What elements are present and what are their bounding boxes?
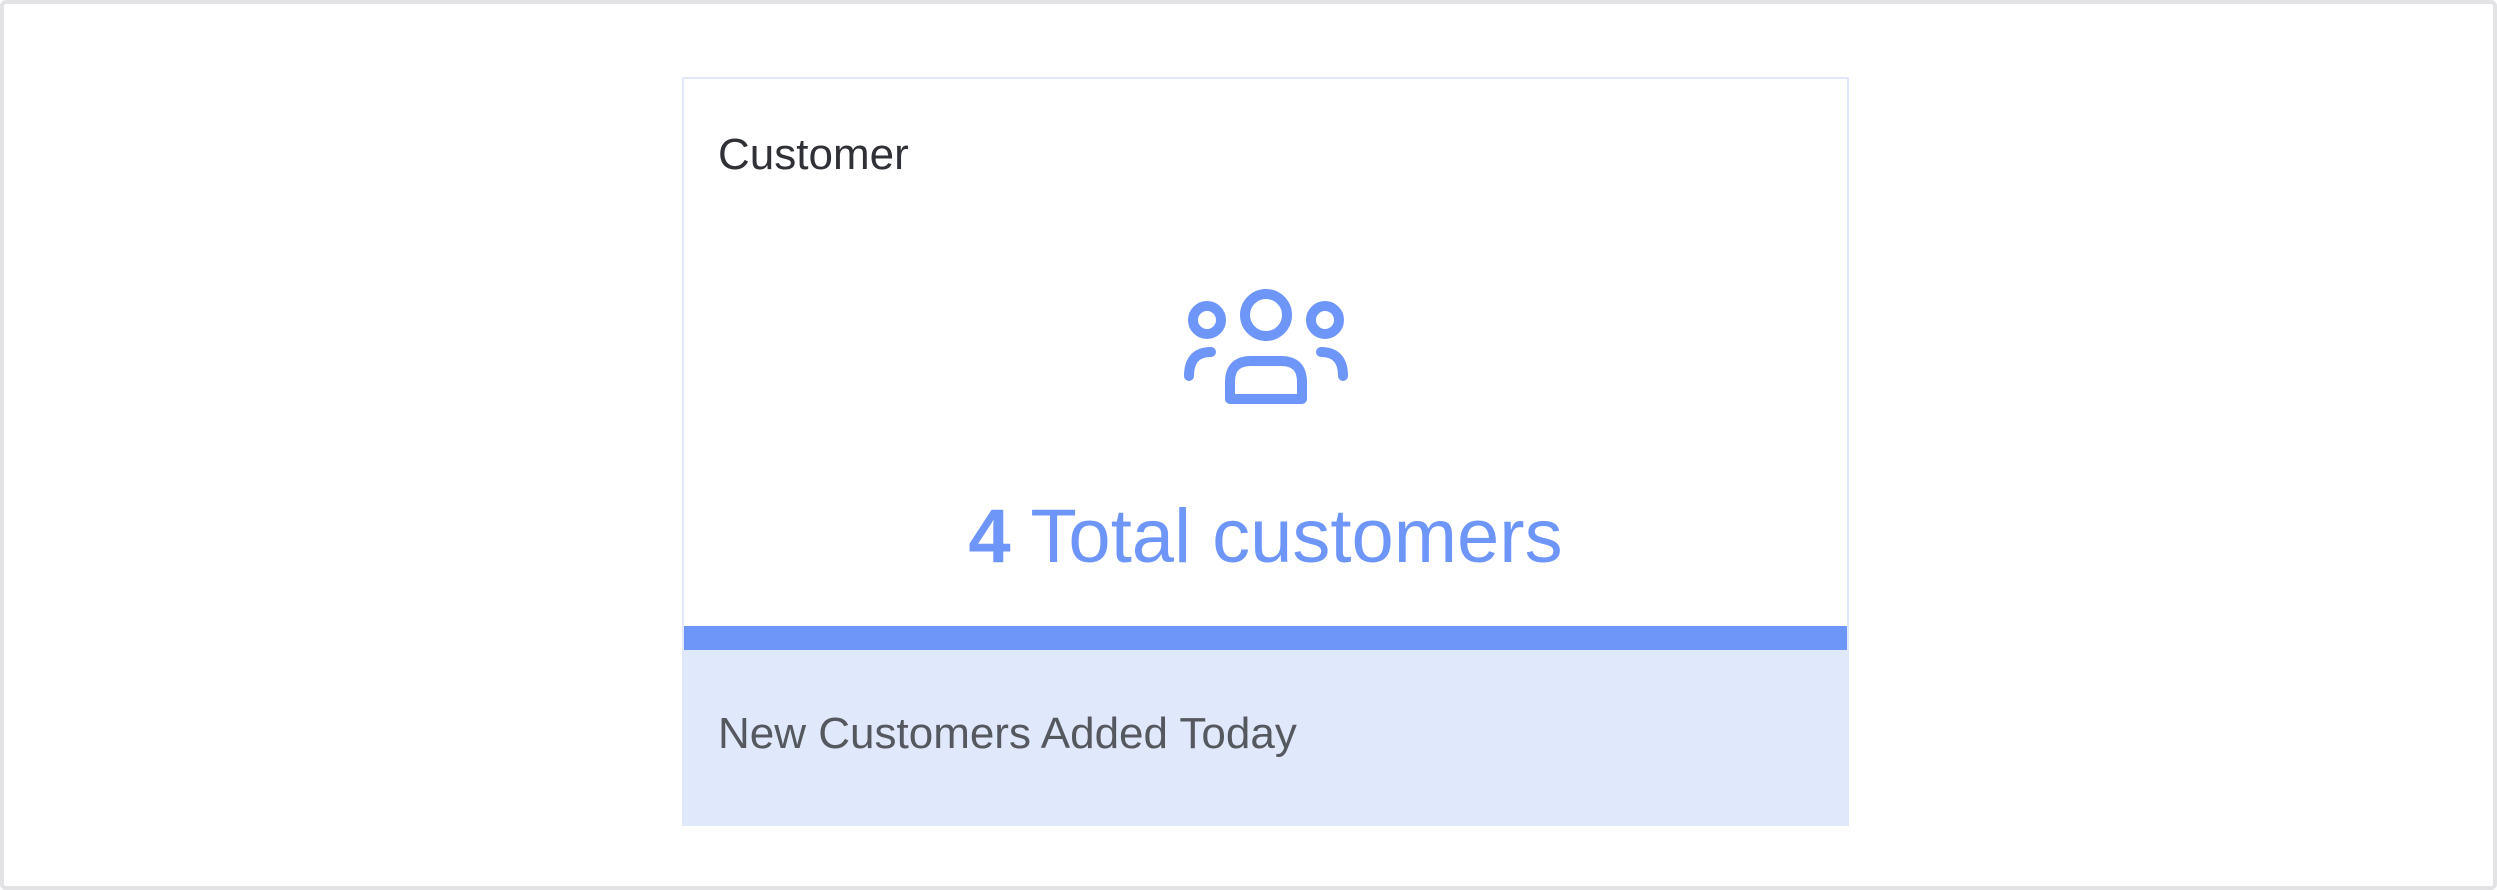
users-group-icon (1184, 287, 1348, 409)
new-customers-label: New Customers Added Today (718, 709, 1297, 758)
card-footer: New Customers Added Today (684, 650, 1847, 826)
card-title: Customer (718, 130, 909, 179)
total-count: 4 (968, 494, 1011, 579)
accent-divider (684, 626, 1847, 650)
screenshot-frame: Customer 4 Total customers New Customers… (0, 0, 2497, 890)
total-customers: 4 Total customers (684, 492, 1847, 582)
customer-card[interactable]: Customer 4 Total customers New Customers… (682, 77, 1849, 826)
total-label: Total customers (1030, 494, 1563, 579)
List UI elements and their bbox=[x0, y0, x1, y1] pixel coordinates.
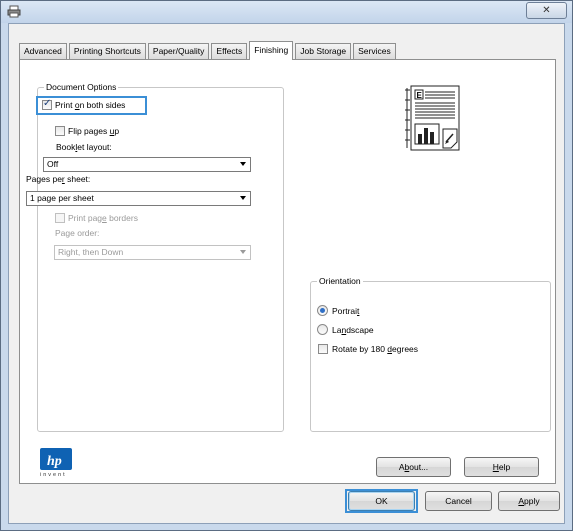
print-page-borders-label[interactable]: Print page borders bbox=[68, 213, 138, 223]
hp-logo-icon: hp bbox=[40, 448, 72, 470]
tab-strip: Advanced Printing Shortcuts Paper/Qualit… bbox=[19, 41, 398, 60]
hp-invent-text: invent bbox=[40, 472, 67, 478]
chevron-down-icon bbox=[240, 250, 246, 254]
booklet-layout-select[interactable]: Off bbox=[43, 157, 251, 172]
cancel-button[interactable]: Cancel bbox=[425, 491, 492, 511]
dialog-client-area: Advanced Printing Shortcuts Paper/Qualit… bbox=[8, 23, 565, 524]
orientation-group: Orientation bbox=[310, 276, 551, 432]
rotate-180-label[interactable]: Rotate by 180 degrees bbox=[332, 344, 418, 354]
page-order-select[interactable]: Right, then Down bbox=[54, 245, 251, 260]
printer-properties-window: ✕ Advanced Printing Shortcuts Paper/Qual… bbox=[0, 0, 573, 531]
tab-effects[interactable]: Effects bbox=[211, 43, 248, 59]
ok-button[interactable]: OK bbox=[348, 491, 415, 511]
print-both-sides-label[interactable]: Print on both sides bbox=[55, 100, 125, 110]
about-button[interactable]: Ab out... bbox=[376, 457, 451, 477]
flip-pages-up-checkbox[interactable] bbox=[55, 126, 65, 136]
landscape-label[interactable]: Landscape bbox=[332, 325, 374, 335]
print-both-sides-checkbox[interactable] bbox=[42, 98, 52, 110]
rotate-180-checkbox[interactable] bbox=[318, 344, 328, 354]
title-bar: ✕ bbox=[1, 1, 572, 23]
portrait-label[interactable]: Portrait bbox=[332, 306, 359, 316]
document-options-label: Document Options bbox=[44, 82, 119, 92]
tab-job-storage[interactable]: Job Storage bbox=[295, 43, 352, 59]
portrait-radio[interactable] bbox=[317, 305, 328, 316]
flip-pages-up-label[interactable]: Flip pages up bbox=[68, 126, 119, 136]
svg-text:hp: hp bbox=[47, 454, 62, 469]
close-icon: ✕ bbox=[542, 5, 551, 16]
apply-button[interactable]: Apply bbox=[498, 491, 560, 511]
close-button[interactable]: ✕ bbox=[526, 2, 567, 19]
page-order-label: Page order: bbox=[55, 228, 100, 238]
document-preview-icon: E bbox=[405, 85, 460, 151]
landscape-radio[interactable] bbox=[317, 324, 328, 335]
svg-text:E: E bbox=[417, 91, 423, 100]
tab-services[interactable]: Services bbox=[353, 43, 396, 59]
booklet-layout-label: Booklet layout: bbox=[56, 142, 112, 152]
chevron-down-icon bbox=[240, 162, 246, 166]
pages-per-sheet-label: Pages per sheet: bbox=[26, 174, 91, 184]
tab-paper-quality[interactable]: Paper/Quality bbox=[147, 43, 210, 59]
tab-finishing[interactable]: Finishing bbox=[249, 41, 294, 60]
help-button[interactable]: Help bbox=[464, 457, 539, 477]
tab-advanced[interactable]: Advanced bbox=[19, 43, 67, 59]
printer-icon bbox=[7, 5, 21, 18]
finishing-panel: Document Options Print on both sides Fli… bbox=[19, 59, 556, 484]
pages-per-sheet-select[interactable]: 1 page per sheet bbox=[26, 191, 251, 206]
print-page-borders-checkbox[interactable] bbox=[55, 213, 65, 223]
chevron-down-icon bbox=[240, 196, 246, 200]
tab-printing-shortcuts[interactable]: Printing Shortcuts bbox=[68, 43, 146, 59]
orientation-label: Orientation bbox=[317, 276, 363, 286]
hp-logo: hp invent bbox=[38, 448, 74, 480]
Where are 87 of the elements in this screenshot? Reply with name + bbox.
+---+
**Work required**.
Arrange every line of the entries above as a single numbered list, skipping any blank lines and leaving out the pictures.

**Written answer**.
1. What elements are present and what are their bounding boxes?
2. users-group-icon (1184, 287, 1348, 409)
3. new-customers-label: New Customers Added Today (718, 709, 1297, 758)
4. card-footer: New Customers Added Today (684, 650, 1847, 826)
5. card-title: Customer (718, 130, 909, 179)
6. total-count: 4 (968, 494, 1011, 579)
7. accent-divider (684, 626, 1847, 650)
8. screenshot-frame: Customer 4 Total customers New Customers… (0, 0, 2497, 890)
9. total-customers: 4 Total customers (684, 492, 1847, 582)
10. customer-card[interactable]: Customer 4 Total customers New Customers… (682, 77, 1849, 826)
11. total-label: Total customers (1030, 494, 1563, 579)
12. List UI elements and their bbox=[x0, y0, x1, y1] pixel coordinates.
13. print-page-borders-label[interactable]: Print page borders bbox=[68, 213, 138, 223]
14. hp-logo-icon: hp bbox=[40, 448, 72, 470]
15. tab-strip: Advanced Printing Shortcuts Paper/Qualit… bbox=[19, 41, 398, 60]
16. hp-invent-text: invent bbox=[40, 472, 67, 478]
17. chevron-down-icon bbox=[240, 250, 246, 254]
18. booklet-layout-select[interactable]: Off bbox=[43, 157, 251, 172]
19. cancel-button[interactable]: Cancel bbox=[425, 491, 492, 511]
20. dialog-client-area: Advanced Printing Shortcuts Paper/Qualit… bbox=[8, 23, 565, 524]
21. orientation-group: Orientation bbox=[310, 276, 551, 432]
22. rotate-180-label[interactable]: Rotate by 180 degrees bbox=[332, 344, 418, 354]
23. page-order-select[interactable]: Right, then Down bbox=[54, 245, 251, 260]
24. printer-properties-window: ✕ Advanced Printing Shortcuts Paper/Qual… bbox=[0, 0, 573, 531]
25. tab-effects[interactable]: Effects bbox=[211, 43, 248, 59]
26. ok-button[interactable]: OK bbox=[348, 491, 415, 511]
27. print-both-sides-label[interactable]: Print on both sides bbox=[55, 100, 125, 110]
28. about-button[interactable]: Ab out... bbox=[376, 457, 451, 477]
29. flip-pages-up-checkbox[interactable] bbox=[55, 126, 65, 136]
30. landscape-label[interactable]: Landscape bbox=[332, 325, 374, 335]
31. print-both-sides-checkbox[interactable] bbox=[42, 98, 52, 110]
32. rotate-180-checkbox[interactable] bbox=[318, 344, 328, 354]
33. title-bar: ✕ bbox=[1, 1, 572, 23]
34. portrait-label[interactable]: Portrait bbox=[332, 306, 359, 316]
35. document-options-label: Document Options bbox=[44, 82, 119, 92]
36. tab-job-storage[interactable]: Job Storage bbox=[295, 43, 352, 59]
37. portrait-radio[interactable] bbox=[317, 305, 328, 316]
38. flip-pages-up-label[interactable]: Flip pages up bbox=[68, 126, 119, 136]
39. svg-text:hp: hp bbox=[47, 454, 62, 469]
40. close-icon: ✕ bbox=[542, 5, 551, 16]
41. apply-button[interactable]: Apply bbox=[498, 491, 560, 511]
42. close-button[interactable]: ✕ bbox=[526, 2, 567, 19]
43. page-order-label: Page order: bbox=[55, 228, 100, 238]
44. document-preview-icon: E bbox=[405, 85, 460, 151]
45. landscape-radio[interactable] bbox=[317, 324, 328, 335]
46. svg-text:E: E bbox=[417, 91, 423, 100]
47. tab-services[interactable]: Services bbox=[353, 43, 396, 59]
48. booklet-layout-label: Booklet layout: bbox=[56, 142, 112, 152]
49. chevron-down-icon bbox=[240, 162, 246, 166]
50. pages-per-sheet-label: Pages per sheet: bbox=[26, 174, 91, 184]
51. tab-paper-quality[interactable]: Paper/Quality bbox=[147, 43, 210, 59]
52. tab-finishing[interactable]: Finishing bbox=[249, 41, 294, 60]
53. help-button[interactable]: Help bbox=[464, 457, 539, 477]
54. tab-advanced[interactable]: Advanced bbox=[19, 43, 67, 59]
55. printer-icon bbox=[7, 5, 21, 18]
56. finishing-panel: Document Options Print on both sides Fli… bbox=[19, 59, 556, 484]
57. pages-per-sheet-select[interactable]: 1 page per sheet bbox=[26, 191, 251, 206]
58. print-page-borders-checkbox[interactable] bbox=[55, 213, 65, 223]
59. chevron-down-icon bbox=[240, 196, 246, 200]
60. tab-printing-shortcuts[interactable]: Printing Shortcuts bbox=[68, 43, 146, 59]
61. orientation-label: Orientation bbox=[317, 276, 363, 286]
62. hp-logo: hp invent bbox=[38, 448, 74, 480]
63. Where are 87 of the elements in this screenshot? Reply with name + bbox.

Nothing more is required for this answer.